Look through the data for the string "Training". Copy every line where it is found.

***** DATA FOR THE TASK *****

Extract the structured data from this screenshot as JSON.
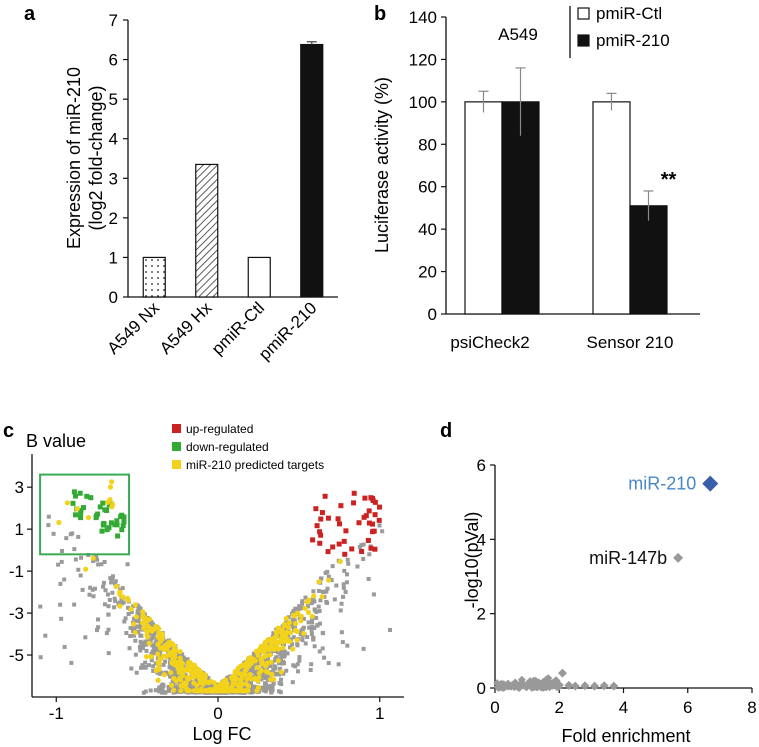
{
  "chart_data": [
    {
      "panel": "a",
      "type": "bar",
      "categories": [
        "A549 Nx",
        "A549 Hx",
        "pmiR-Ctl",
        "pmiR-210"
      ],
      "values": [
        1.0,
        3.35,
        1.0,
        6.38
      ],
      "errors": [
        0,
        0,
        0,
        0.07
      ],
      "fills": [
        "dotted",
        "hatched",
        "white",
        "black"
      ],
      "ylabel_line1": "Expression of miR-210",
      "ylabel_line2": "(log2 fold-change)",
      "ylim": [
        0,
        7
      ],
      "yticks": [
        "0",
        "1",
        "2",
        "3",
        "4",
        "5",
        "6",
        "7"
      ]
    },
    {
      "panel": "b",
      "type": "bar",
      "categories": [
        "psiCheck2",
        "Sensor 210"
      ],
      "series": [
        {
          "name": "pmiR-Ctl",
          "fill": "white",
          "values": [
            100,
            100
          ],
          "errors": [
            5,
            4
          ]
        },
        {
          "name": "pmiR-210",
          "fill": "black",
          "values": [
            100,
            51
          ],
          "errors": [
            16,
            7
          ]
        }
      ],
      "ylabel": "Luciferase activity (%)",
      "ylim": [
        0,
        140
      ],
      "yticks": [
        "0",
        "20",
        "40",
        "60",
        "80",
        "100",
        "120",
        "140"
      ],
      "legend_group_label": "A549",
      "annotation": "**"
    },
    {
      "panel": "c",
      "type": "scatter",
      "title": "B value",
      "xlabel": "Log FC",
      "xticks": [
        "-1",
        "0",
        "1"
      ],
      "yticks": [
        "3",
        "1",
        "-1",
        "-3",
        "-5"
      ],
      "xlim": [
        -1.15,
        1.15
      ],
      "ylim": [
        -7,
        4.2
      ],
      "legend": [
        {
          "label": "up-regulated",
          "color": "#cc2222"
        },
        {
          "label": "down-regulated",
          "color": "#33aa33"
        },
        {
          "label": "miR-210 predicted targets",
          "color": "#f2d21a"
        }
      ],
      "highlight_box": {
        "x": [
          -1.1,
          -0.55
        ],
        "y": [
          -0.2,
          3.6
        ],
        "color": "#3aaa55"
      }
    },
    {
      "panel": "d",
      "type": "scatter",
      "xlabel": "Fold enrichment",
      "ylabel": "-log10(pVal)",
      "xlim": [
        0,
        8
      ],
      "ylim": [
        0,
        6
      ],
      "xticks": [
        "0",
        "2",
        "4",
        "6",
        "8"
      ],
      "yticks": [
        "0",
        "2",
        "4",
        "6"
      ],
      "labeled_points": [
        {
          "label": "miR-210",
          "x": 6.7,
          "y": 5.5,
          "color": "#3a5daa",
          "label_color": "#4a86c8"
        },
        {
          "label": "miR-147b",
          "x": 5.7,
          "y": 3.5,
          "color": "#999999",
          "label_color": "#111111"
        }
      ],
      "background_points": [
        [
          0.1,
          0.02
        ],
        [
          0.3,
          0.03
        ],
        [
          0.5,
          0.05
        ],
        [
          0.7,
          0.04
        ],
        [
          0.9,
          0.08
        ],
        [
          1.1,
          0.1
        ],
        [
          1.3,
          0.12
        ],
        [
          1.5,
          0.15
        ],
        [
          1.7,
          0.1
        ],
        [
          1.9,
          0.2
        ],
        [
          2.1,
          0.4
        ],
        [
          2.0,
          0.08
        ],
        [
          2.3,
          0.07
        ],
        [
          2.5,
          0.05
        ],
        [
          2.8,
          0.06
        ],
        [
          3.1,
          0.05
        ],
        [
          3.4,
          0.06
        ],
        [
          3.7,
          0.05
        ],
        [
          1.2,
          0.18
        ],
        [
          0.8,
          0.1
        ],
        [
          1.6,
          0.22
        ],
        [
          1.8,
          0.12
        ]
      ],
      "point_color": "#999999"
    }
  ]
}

*****
***** DATA FOR THE TASK *****

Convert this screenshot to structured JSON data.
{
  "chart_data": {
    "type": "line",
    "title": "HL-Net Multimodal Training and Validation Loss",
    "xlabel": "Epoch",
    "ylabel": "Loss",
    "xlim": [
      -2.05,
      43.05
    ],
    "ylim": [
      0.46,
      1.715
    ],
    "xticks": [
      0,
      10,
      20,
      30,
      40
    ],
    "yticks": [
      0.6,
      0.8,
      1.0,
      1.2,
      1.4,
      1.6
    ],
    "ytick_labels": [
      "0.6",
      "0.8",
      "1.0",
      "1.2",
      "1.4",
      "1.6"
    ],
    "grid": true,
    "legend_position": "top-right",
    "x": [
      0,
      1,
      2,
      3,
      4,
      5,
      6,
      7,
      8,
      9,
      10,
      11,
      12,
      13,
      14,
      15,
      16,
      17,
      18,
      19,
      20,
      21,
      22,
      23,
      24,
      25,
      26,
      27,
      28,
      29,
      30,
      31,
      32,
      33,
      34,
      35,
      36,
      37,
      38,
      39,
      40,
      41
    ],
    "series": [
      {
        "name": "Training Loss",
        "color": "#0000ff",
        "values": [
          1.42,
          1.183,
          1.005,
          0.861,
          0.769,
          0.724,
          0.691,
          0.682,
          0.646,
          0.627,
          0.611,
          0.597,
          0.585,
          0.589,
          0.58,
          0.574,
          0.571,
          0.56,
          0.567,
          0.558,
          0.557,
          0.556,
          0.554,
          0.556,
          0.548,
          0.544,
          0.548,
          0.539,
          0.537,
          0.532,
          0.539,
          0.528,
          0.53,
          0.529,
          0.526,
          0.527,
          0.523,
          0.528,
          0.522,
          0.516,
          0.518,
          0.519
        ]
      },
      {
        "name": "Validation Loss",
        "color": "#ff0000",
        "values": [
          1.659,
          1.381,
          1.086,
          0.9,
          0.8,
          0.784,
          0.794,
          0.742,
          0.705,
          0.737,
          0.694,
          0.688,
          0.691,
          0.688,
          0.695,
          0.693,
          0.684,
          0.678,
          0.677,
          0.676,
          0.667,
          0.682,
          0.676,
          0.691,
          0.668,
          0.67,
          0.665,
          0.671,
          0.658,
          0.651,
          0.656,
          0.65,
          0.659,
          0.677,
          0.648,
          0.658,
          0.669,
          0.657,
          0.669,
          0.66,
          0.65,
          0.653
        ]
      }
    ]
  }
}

*****
***** DATA FOR THE TASK *****

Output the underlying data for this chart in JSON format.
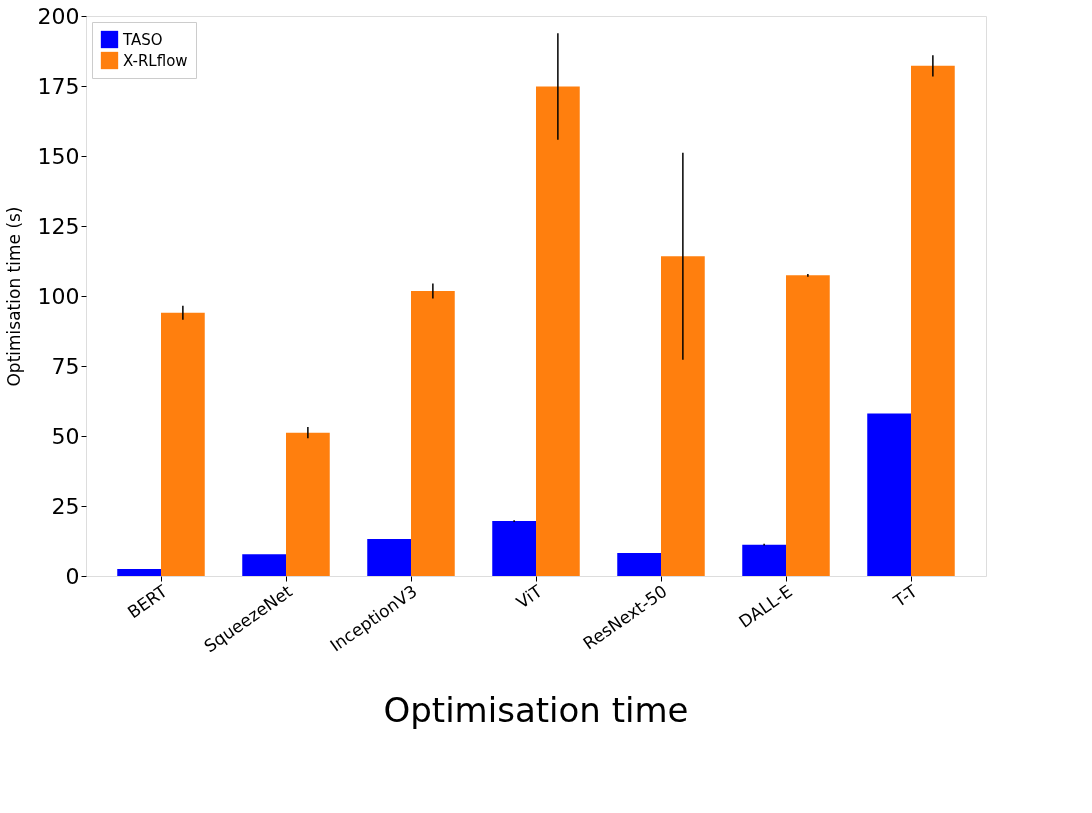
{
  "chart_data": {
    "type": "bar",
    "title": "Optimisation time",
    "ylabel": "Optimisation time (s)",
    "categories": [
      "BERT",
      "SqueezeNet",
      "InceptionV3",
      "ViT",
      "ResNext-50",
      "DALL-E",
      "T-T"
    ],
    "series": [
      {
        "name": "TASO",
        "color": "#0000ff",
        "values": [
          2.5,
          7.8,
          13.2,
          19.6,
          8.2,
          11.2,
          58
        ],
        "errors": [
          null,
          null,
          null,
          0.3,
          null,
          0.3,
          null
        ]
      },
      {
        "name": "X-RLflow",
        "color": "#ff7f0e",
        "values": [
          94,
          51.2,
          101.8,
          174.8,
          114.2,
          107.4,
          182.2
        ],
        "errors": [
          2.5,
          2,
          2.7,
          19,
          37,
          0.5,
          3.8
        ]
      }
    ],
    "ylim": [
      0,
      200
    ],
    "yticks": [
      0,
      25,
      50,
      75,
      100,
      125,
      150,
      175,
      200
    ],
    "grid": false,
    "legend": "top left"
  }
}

*****

> SOLUTION TO THE PROBLEM:
    "title": "HL-Net Multimodal Training and Validation Loss",
        "name": "Training Loss",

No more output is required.